- _Selected excerpt_
--------------------------------
As e-commerce, or doing business over the Internet, becomes a way of life rather than being characterized as novel commercial activity, protecting computer systems against malicious attacks or alleged pranks becomes vital to both businesses and individuals because of potential economic disasters. In other words, because businesses and individuals are becoming more and more dependent upon computer networks that are integrated with the Internet, any interruptions in service or attacks on such computer systems could have devastating financial repercussions.
Security threats come in a variety of forms and almost always result in a serious disruption to a network. Hackers can gain unauthorized access by using a variety of readily available tools to break into the network. The hacker no longer needs to be an expert or understand the vulnerabilities of the network—they only need to select a target and attack, and once in, the hacker has control of the network. Denial of Service (DoS) and Distributed Denial of Service (DDoS) attacks aim to disable a device or network so users no longer have access to network resources. Using Trojan horses, worms, or other malicious attachments, hackers can plant these tools on countless computers. Worms are programs designed to infect networks, such as the Internet. A worm travels from network to network replicating itself along the way. Trojan horses pretend to be a program that the user wishes to launch. A Trojan horse can be a program or file that disguises itself as normal, helpful programs or files, but in fact are viruses.
--------------------------------
- _The data_
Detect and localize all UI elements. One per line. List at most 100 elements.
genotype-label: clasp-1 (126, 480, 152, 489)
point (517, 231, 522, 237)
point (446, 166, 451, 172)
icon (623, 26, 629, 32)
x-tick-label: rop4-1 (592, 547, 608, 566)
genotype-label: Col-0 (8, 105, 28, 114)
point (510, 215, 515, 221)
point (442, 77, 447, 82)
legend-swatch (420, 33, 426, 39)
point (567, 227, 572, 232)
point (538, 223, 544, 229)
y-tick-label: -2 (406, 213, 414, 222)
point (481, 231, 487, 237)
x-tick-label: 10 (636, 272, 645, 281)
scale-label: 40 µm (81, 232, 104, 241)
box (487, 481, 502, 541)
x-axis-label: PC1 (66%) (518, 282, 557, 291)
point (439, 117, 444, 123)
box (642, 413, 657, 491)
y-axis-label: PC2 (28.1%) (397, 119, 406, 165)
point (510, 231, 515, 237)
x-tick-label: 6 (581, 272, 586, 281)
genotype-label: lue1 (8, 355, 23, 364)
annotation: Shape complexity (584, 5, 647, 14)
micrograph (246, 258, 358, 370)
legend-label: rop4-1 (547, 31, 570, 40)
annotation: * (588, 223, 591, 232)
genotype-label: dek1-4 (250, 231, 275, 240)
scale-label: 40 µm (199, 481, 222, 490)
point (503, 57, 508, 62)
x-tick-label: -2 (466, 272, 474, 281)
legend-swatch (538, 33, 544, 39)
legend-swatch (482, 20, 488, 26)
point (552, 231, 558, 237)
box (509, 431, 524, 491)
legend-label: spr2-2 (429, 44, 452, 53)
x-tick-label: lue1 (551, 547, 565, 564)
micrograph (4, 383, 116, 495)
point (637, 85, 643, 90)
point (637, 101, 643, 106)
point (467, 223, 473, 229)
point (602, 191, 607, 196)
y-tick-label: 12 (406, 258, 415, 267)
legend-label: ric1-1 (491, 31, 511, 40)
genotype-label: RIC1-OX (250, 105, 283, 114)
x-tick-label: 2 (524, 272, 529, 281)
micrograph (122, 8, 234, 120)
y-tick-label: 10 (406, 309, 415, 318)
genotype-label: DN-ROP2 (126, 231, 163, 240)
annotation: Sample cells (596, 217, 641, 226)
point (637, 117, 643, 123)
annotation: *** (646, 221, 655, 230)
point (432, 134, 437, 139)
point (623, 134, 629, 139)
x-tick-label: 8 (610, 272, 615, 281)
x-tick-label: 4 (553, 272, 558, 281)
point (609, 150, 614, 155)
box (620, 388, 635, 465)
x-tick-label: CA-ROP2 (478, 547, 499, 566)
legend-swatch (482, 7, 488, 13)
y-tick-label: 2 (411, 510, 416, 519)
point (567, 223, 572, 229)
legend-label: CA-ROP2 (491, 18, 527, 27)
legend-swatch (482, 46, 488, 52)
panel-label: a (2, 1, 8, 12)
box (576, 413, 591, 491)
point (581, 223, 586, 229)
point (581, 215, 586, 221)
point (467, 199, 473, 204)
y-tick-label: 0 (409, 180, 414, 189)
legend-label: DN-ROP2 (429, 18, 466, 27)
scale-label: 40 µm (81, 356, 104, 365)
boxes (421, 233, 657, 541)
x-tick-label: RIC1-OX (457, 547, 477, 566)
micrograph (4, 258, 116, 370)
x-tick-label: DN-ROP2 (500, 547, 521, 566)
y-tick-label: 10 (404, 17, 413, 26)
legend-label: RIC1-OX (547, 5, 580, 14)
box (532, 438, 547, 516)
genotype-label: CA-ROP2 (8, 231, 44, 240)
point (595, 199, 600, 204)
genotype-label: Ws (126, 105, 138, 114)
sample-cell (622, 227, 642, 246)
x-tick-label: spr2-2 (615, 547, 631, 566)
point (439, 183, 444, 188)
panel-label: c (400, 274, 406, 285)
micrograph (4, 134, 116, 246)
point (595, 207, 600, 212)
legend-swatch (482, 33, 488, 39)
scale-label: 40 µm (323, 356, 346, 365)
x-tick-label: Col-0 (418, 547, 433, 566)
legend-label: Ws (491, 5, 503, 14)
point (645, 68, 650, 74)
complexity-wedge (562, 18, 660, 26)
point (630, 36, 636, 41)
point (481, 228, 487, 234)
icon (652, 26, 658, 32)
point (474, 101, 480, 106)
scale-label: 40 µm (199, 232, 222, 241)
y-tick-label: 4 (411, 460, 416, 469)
--------------------------------
- _Work instructions_
(1) List every type of attack or malicious program that the passage on network security threats names.
(2) Carry on the passage on network security threats from its last sentence.
The listing has no connection to the passage on network security threats.

- _Answer section_
(1) Denial of Service (DoS) attacks, Distributed Denial of Service (DDoS) attacks, Trojan horses, worms, viruses

(2)
In addition, viruses can attach to email and other applications and damage data and cause computer crashes. A computer virus is a broad term for a program that replicates itself. A virus can cause many different types of damage, such as deleting data files, erasing programs, or destroying everything found on a computer hard drive. Not every virus can cause damage; some viruses simply flash annoying messages on a computer screen. A virus can be received by downloading files from the Internet to a personal computer or through electronic mail. Users increase the damage by unknowingly downloading and launching viruses. Viruses are also used as delivery mechanisms for hacking tools, putting the security of the organization in doubt, even if a firewall is installed. Hackers can deploy sniffers to capture private data over networks without the users of this information being aware that their confidential information has been tapped or compromised.
As noted above, the nature of a distributed network makes it vulnerable to attack. The Internet was designed to allow for the freest possible exchange of information, data, and files. However, this free exchange of information carries a price: Some users will try to attack the Internet and computers connected to the Internet; while others will try to invade other users' privacy and attempt to crack databases of sensitive information or snoop around for information as it travels across a network.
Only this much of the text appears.